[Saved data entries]
——

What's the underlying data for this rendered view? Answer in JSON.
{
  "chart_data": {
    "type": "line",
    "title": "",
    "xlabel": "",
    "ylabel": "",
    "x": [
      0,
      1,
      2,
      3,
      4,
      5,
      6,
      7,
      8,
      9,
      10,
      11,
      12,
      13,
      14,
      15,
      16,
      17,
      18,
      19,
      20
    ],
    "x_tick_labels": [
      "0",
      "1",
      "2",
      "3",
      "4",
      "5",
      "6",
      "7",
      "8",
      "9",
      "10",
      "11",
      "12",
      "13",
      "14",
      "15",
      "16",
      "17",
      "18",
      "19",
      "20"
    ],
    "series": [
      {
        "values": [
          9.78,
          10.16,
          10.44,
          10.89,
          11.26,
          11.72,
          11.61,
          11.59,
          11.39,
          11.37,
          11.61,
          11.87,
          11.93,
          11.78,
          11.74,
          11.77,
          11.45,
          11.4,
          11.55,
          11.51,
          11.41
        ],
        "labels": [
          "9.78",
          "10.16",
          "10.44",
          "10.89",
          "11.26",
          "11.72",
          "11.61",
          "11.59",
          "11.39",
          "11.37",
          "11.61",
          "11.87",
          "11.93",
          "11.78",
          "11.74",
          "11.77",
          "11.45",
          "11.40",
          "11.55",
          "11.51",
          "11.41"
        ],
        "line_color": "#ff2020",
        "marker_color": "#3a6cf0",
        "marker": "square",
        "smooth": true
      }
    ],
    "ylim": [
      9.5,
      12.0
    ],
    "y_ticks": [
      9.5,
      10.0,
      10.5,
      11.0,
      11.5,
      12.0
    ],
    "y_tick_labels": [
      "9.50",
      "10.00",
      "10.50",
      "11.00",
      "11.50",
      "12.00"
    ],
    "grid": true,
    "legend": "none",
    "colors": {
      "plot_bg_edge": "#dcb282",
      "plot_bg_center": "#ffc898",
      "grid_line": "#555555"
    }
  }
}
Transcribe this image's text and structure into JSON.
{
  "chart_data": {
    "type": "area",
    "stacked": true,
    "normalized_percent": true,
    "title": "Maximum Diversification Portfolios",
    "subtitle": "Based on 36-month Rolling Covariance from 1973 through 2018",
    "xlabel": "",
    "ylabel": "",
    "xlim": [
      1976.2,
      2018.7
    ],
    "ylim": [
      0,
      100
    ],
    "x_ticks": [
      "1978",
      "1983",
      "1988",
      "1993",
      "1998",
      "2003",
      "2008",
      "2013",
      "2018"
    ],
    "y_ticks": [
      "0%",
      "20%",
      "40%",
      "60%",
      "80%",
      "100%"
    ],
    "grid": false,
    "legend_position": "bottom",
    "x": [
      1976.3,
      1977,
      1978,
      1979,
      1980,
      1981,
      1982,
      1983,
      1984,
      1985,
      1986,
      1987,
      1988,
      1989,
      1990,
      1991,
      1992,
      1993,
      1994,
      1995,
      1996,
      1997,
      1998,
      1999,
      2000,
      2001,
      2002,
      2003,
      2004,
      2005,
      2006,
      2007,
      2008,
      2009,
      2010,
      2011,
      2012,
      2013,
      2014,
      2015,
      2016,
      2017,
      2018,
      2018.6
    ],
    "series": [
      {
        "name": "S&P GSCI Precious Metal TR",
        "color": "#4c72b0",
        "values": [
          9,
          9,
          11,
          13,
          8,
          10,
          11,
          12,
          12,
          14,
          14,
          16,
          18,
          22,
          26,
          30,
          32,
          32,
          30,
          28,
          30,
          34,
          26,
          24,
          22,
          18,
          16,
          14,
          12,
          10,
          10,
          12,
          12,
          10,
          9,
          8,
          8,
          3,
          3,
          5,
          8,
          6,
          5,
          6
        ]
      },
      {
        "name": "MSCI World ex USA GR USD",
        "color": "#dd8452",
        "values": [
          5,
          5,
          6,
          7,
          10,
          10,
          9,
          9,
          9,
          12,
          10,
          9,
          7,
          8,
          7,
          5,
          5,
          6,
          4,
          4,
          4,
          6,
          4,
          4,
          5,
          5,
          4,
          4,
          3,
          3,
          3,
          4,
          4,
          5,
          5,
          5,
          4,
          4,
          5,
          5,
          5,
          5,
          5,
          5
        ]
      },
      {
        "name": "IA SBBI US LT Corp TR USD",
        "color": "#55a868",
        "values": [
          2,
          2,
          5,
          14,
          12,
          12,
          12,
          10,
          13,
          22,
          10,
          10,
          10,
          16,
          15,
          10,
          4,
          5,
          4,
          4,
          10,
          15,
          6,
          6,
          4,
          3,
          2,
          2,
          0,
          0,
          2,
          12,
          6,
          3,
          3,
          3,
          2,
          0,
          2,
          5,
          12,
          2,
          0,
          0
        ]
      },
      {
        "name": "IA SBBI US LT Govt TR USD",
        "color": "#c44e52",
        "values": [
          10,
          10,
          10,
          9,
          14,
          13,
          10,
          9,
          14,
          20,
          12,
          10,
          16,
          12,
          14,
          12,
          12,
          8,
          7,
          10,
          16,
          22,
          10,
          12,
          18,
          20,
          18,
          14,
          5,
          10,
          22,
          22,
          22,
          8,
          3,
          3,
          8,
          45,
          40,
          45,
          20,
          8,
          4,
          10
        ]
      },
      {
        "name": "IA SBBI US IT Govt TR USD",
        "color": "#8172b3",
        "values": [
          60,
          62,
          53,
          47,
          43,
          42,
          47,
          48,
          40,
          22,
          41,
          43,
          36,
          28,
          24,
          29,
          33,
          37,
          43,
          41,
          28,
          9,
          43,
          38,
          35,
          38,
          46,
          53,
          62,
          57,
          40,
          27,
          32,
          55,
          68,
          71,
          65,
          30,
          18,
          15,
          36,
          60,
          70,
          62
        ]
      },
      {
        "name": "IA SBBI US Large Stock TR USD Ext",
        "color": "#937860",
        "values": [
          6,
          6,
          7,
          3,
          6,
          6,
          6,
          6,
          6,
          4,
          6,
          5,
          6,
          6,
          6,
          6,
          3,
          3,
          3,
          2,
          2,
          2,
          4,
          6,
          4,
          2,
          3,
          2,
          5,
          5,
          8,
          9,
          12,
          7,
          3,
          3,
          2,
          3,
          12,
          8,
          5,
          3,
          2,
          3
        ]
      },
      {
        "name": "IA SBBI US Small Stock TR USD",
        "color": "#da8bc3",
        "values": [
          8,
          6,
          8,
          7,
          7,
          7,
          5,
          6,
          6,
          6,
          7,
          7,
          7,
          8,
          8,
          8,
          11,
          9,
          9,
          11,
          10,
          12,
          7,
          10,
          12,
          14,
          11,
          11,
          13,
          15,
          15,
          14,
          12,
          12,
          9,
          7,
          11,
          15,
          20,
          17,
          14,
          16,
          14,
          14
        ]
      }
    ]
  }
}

——

Take the records above and return them exactly as written.

What's the underlying data for this rendered view? Answer in JSON.
{
  "chart_data": {
    "type": "line",
    "title": "",
    "xlabel": "",
    "ylabel": "",
    "x": [
      0,
      1,
      2,
      3,
      4,
      5,
      6,
      7,
      8,
      9,
      10,
      11,
      12,
      13,
      14,
      15,
      16,
      17,
      18,
      19,
      20
    ],
    "x_tick_labels": [
      "0",
      "1",
      "2",
      "3",
      "4",
      "5",
      "6",
      "7",
      "8",
      "9",
      "10",
      "11",
      "12",
      "13",
      "14",
      "15",
      "16",
      "17",
      "18",
      "19",
      "20"
    ],
    "series": [
      {
        "values": [
          9.78,
          10.16,
          10.44,
          10.89,
          11.26,
          11.72,
          11.61,
          11.59,
          11.39,
          11.37,
          11.61,
          11.87,
          11.93,
          11.78,
          11.74,
          11.77,
          11.45,
          11.4,
          11.55,
          11.51,
          11.41
        ],
        "labels": [
          "9.78",
          "10.16",
          "10.44",
          "10.89",
          "11.26",
          "11.72",
          "11.61",
          "11.59",
          "11.39",
          "11.37",
          "11.61",
          "11.87",
          "11.93",
          "11.78",
          "11.74",
          "11.77",
          "11.45",
          "11.40",
          "11.55",
          "11.51",
          "11.41"
        ],
        "line_color": "#ff2020",
        "marker_color": "#3a6cf0",
        "marker": "square",
        "smooth": true
      }
    ],
    "ylim": [
      9.5,
      12.0
    ],
    "y_ticks": [
      9.5,
      10.0,
      10.5,
      11.0,
      11.5,
      12.0
    ],
    "y_tick_labels": [
      "9.50",
      "10.00",
      "10.50",
      "11.00",
      "11.50",
      "12.00"
    ],
    "grid": true,
    "legend": "none",
    "colors": {
      "plot_bg_edge": "#dcb282",
      "plot_bg_center": "#ffc898",
      "grid_line": "#555555"
    }
  }
}
Transcribe this image's text and structure into JSON.
{
  "chart_data": {
    "type": "area",
    "stacked": true,
    "normalized_percent": true,
    "title": "Maximum Diversification Portfolios",
    "subtitle": "Based on 36-month Rolling Covariance from 1973 through 2018",
    "xlabel": "",
    "ylabel": "",
    "xlim": [
      1976.2,
      2018.7
    ],
    "ylim": [
      0,
      100
    ],
    "x_ticks": [
      "1978",
      "1983",
      "1988",
      "1993",
      "1998",
      "2003",
      "2008",
      "2013",
      "2018"
    ],
    "y_ticks": [
      "0%",
      "20%",
      "40%",
      "60%",
      "80%",
      "100%"
    ],
    "grid": false,
    "legend_position": "bottom",
    "x": [
      1976.3,
      1977,
      1978,
      1979,
      1980,
      1981,
      1982,
      1983,
      1984,
      1985,
      1986,
      1987,
      1988,
      1989,
      1990,
      1991,
      1992,
      1993,
      1994,
      1995,
      1996,
      1997,
      1998,
      1999,
      2000,
      2001,
      2002,
      2003,
      2004,
      2005,
      2006,
      2007,
      2008,
      2009,
      2010,
      2011,
      2012,
      2013,
      2014,
      2015,
      2016,
      2017,
      2018,
      2018.6
    ],
    "series": [
      {
        "name": "S&P GSCI Precious Metal TR",
        "color": "#4c72b0",
        "values": [
          9,
          9,
          11,
          13,
          8,
          10,
          11,
          12,
          12,
          14,
          14,
          16,
          18,
          22,
          26,
          30,
          32,
          32,
          30,
          28,
          30,
          34,
          26,
          24,
          22,
          18,
          16,
          14,
          12,
          10,
          10,
          12,
          12,
          10,
          9,
          8,
          8,
          3,
          3,
          5,
          8,
          6,
          5,
          6
        ]
      },
      {
        "name": "MSCI World ex USA GR USD",
        "color": "#dd8452",
        "values": [
          5,
          5,
          6,
          7,
          10,
          10,
          9,
          9,
          9,
          12,
          10,
          9,
          7,
          8,
          7,
          5,
          5,
          6,
          4,
          4,
          4,
          6,
          4,
          4,
          5,
          5,
          4,
          4,
          3,
          3,
          3,
          4,
          4,
          5,
          5,
          5,
          4,
          4,
          5,
          5,
          5,
          5,
          5,
          5
        ]
      },
      {
        "name": "IA SBBI US LT Corp TR USD",
        "color": "#55a868",
        "values": [
          2,
          2,
          5,
          14,
          12,
          12,
          12,
          10,
          13,
          22,
          10,
          10,
          10,
          16,
          15,
          10,
          4,
          5,
          4,
          4,
          10,
          15,
          6,
          6,
          4,
          3,
          2,
          2,
          0,
          0,
          2,
          12,
          6,
          3,
          3,
          3,
          2,
          0,
          2,
          5,
          12,
          2,
          0,
          0
        ]
      },
      {
        "name": "IA SBBI US LT Govt TR USD",
        "color": "#c44e52",
        "values": [
          10,
          10,
          10,
          9,
          14,
          13,
          10,
          9,
          14,
          20,
          12,
          10,
          16,
          12,
          14,
          12,
          12,
          8,
          7,
          10,
          16,
          22,
          10,
          12,
          18,
          20,
          18,
          14,
          5,
          10,
          22,
          22,
          22,
          8,
          3,
          3,
          8,
          45,
          40,
          45,
          20,
          8,
          4,
          10
        ]
      },
      {
        "name": "IA SBBI US IT Govt TR USD",
        "color": "#8172b3",
        "values": [
          60,
          62,
          53,
          47,
          43,
          42,
          47,
          48,
          40,
          22,
          41,
          43,
          36,
          28,
          24,
          29,
          33,
          37,
          43,
          41,
          28,
          9,
          43,
          38,
          35,
          38,
          46,
          53,
          62,
          57,
          40,
          27,
          32,
          55,
          68,
          71,
          65,
          30,
          18,
          15,
          36,
          60,
          70,
          62
        ]
      },
      {
        "name": "IA SBBI US Large Stock TR USD Ext",
        "color": "#937860",
        "values": [
          6,
          6,
          7,
          3,
          6,
          6,
          6,
          6,
          6,
          4,
          6,
          5,
          6,
          6,
          6,
          6,
          3,
          3,
          3,
          2,
          2,
          2,
          4,
          6,
          4,
          2,
          3,
          2,
          5,
          5,
          8,
          9,
          12,
          7,
          3,
          3,
          2,
          3,
          12,
          8,
          5,
          3,
          2,
          3
        ]
      },
      {
        "name": "IA SBBI US Small Stock TR USD",
        "color": "#da8bc3",
        "values": [
          8,
          6,
          8,
          7,
          7,
          7,
          5,
          6,
          6,
          6,
          7,
          7,
          7,
          8,
          8,
          8,
          11,
          9,
          9,
          11,
          10,
          12,
          7,
          10,
          12,
          14,
          11,
          11,
          13,
          15,
          15,
          14,
          12,
          12,
          9,
          7,
          11,
          15,
          20,
          17,
          14,
          16,
          14,
          14
        ]
      }
    ]
  }
}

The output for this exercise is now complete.